** BEGIN Dataset content **
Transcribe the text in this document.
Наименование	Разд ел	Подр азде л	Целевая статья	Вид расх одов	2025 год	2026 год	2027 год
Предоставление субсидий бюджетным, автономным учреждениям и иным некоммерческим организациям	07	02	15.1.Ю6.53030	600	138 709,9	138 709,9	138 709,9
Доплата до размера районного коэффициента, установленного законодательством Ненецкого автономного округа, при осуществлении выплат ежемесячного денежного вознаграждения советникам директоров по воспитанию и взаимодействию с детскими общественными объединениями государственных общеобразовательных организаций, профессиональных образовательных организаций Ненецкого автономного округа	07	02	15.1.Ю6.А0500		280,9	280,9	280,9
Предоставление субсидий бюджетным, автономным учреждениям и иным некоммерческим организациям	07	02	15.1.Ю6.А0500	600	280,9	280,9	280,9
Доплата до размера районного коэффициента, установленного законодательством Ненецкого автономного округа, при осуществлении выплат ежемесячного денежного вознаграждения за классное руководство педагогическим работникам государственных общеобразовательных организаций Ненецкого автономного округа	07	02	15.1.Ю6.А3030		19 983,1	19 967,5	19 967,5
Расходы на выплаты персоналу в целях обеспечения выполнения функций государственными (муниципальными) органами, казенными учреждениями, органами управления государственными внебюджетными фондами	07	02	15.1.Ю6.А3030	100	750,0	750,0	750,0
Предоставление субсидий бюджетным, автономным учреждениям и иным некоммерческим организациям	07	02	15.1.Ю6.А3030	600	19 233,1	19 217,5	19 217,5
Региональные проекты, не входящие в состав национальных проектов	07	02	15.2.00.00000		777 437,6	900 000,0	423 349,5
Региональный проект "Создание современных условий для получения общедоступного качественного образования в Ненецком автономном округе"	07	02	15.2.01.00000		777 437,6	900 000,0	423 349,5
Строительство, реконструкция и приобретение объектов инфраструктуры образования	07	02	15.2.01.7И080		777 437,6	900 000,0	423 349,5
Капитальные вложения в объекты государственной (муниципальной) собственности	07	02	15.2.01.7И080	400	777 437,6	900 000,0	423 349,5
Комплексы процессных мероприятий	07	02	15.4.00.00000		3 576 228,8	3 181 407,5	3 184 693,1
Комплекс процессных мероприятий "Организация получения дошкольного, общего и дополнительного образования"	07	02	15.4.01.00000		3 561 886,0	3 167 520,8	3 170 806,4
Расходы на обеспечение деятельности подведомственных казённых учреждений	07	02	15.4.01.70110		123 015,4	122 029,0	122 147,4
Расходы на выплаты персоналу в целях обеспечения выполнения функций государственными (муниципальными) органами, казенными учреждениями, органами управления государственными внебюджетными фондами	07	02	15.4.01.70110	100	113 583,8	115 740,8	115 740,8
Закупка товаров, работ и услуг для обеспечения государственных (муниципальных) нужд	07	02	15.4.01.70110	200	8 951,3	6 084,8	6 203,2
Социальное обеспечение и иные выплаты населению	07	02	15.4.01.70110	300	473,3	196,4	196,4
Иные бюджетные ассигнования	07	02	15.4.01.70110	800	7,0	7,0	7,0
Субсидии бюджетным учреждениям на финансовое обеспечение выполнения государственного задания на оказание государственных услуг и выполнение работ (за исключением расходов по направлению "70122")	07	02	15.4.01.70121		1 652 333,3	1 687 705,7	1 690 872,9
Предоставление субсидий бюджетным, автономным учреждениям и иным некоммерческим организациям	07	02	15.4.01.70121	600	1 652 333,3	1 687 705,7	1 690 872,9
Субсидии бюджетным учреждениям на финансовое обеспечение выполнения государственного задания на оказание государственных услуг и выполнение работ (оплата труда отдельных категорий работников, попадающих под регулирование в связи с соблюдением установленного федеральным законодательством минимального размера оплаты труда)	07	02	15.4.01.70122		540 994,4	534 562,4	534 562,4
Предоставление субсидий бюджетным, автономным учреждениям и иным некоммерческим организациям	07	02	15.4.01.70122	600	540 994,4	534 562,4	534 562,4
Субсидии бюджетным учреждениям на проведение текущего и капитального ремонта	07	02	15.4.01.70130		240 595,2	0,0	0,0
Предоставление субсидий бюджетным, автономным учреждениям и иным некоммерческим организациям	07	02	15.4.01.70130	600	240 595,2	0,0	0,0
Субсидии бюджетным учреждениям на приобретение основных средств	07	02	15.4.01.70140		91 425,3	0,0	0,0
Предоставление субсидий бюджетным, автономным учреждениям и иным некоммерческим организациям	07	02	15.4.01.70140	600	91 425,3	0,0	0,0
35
** END Dataset content **
What to do: Each line of the listing should be echoed back exactly.

The solution:
Transcribe the text in this document.
Наименование	Разд ел	Подр азде л	Целевая статья	Вид расх одов	2025 год	2026 год	2027 год
Предоставление субсидий бюджетным, автономным учреждениям и иным некоммерческим организациям	07	02	15.1.Ю6.53030	600	138 709,9	138 709,9	138 709,9
Доплата до размера районного коэффициента, установленного законодательством Ненецкого автономного округа, при осуществлении выплат ежемесячного денежного вознаграждения советникам директоров по воспитанию и взаимодействию с детскими общественными объединениями государственных общеобразовательных организаций, профессиональных образовательных организаций Ненецкого автономного округа	07	02	15.1.Ю6.А0500		280,9	280,9	280,9
Предоставление субсидий бюджетным, автономным учреждениям и иным некоммерческим организациям	07	02	15.1.Ю6.А0500	600	280,9	280,9	280,9
Доплата до размера районного коэффициента, установленного законодательством Ненецкого автономного округа, при осуществлении выплат ежемесячного денежного вознаграждения за классное руководство педагогическим работникам государственных общеобразовательных организаций Ненецкого автономного округа	07	02	15.1.Ю6.А3030		19 983,1	19 967,5	19 967,5
Расходы на выплаты персоналу в целях обеспечения выполнения функций государственными (муниципальными) органами, казенными учреждениями, органами управления государственными внебюджетными фондами	07	02	15.1.Ю6.А3030	100	750,0	750,0	750,0
Предоставление субсидий бюджетным, автономным учреждениям и иным некоммерческим организациям	07	02	15.1.Ю6.А3030	600	19 233,1	19 217,5	19 217,5
Региональные проекты, не входящие в состав национальных проектов	07	02	15.2.00.00000		777 437,6	900 000,0	423 349,5
Региональный проект "Создание современных условий для получения общедоступного качественного образования в Ненецком автономном округе"	07	02	15.2.01.00000		777 437,6	900 000,0	423 349,5
Строительство, реконструкция и приобретение объектов инфраструктуры образования	07	02	15.2.01.7И080		777 437,6	900 000,0	423 349,5
Капитальные вложения в объекты государственной (муниципальной) собственности	07	02	15.2.01.7И080	400	777 437,6	900 000,0	423 349,5
Комплексы процессных мероприятий	07	02	15.4.00.00000		3 576 228,8	3 181 407,5	3 184 693,1
Комплекс процессных мероприятий "Организация получения дошкольного, общего и дополнительного образования"	07	02	15.4.01.00000		3 561 886,0	3 167 520,8	3 170 806,4
Расходы на обеспечение деятельности подведомственных казённых учреждений	07	02	15.4.01.70110		123 015,4	122 029,0	122 147,4
Расходы на выплаты персоналу в целях обеспечения выполнения функций государственными (муниципальными) органами, казенными учреждениями, органами управления государственными внебюджетными фондами	07	02	15.4.01.70110	100	113 583,8	115 740,8	115 740,8
Закупка товаров, работ и услуг для обеспечения государственных (муниципальных) нужд	07	02	15.4.01.70110	200	8 951,3	6 084,8	6 203,2
Социальное обеспечение и иные выплаты населению	07	02	15.4.01.70110	300	473,3	196,4	196,4
Иные бюджетные ассигнования	07	02	15.4.01.70110	800	7,0	7,0	7,0
Субсидии бюджетным учреждениям на финансовое обеспечение выполнения государственного задания на оказание государственных услуг и выполнение работ (за исключением расходов по направлению "70122")	07	02	15.4.01.70121		1 652 333,3	1 687 705,7	1 690 872,9
Предоставление субсидий бюджетным, автономным учреждениям и иным некоммерческим организациям	07	02	15.4.01.70121	600	1 652 333,3	1 687 705,7	1 690 872,9
Субсидии бюджетным учреждениям на финансовое обеспечение выполнения государственного задания на оказание государственных услуг и выполнение работ (оплата труда отдельных категорий работников, попадающих под регулирование в связи с соблюдением установленного федеральным законодательством минимального размера оплаты труда)	07	02	15.4.01.70122		540 994,4	534 562,4	534 562,4
Предоставление субсидий бюджетным, автономным учреждениям и иным некоммерческим организациям	07	02	15.4.01.70122	600	540 994,4	534 562,4	534 562,4
Субсидии бюджетным учреждениям на проведение текущего и капитального ремонта	07	02	15.4.01.70130		240 595,2	0,0	0,0
Предоставление субсидий бюджетным, автономным учреждениям и иным некоммерческим организациям	07	02	15.4.01.70130	600	240 595,2	0,0	0,0
Субсидии бюджетным учреждениям на приобретение основных средств	07	02	15.4.01.70140		91 425,3	0,0	0,0
Предоставление субсидий бюджетным, автономным учреждениям и иным некоммерческим организациям	07	02	15.4.01.70140	600	91 425,3	0,0	0,0
35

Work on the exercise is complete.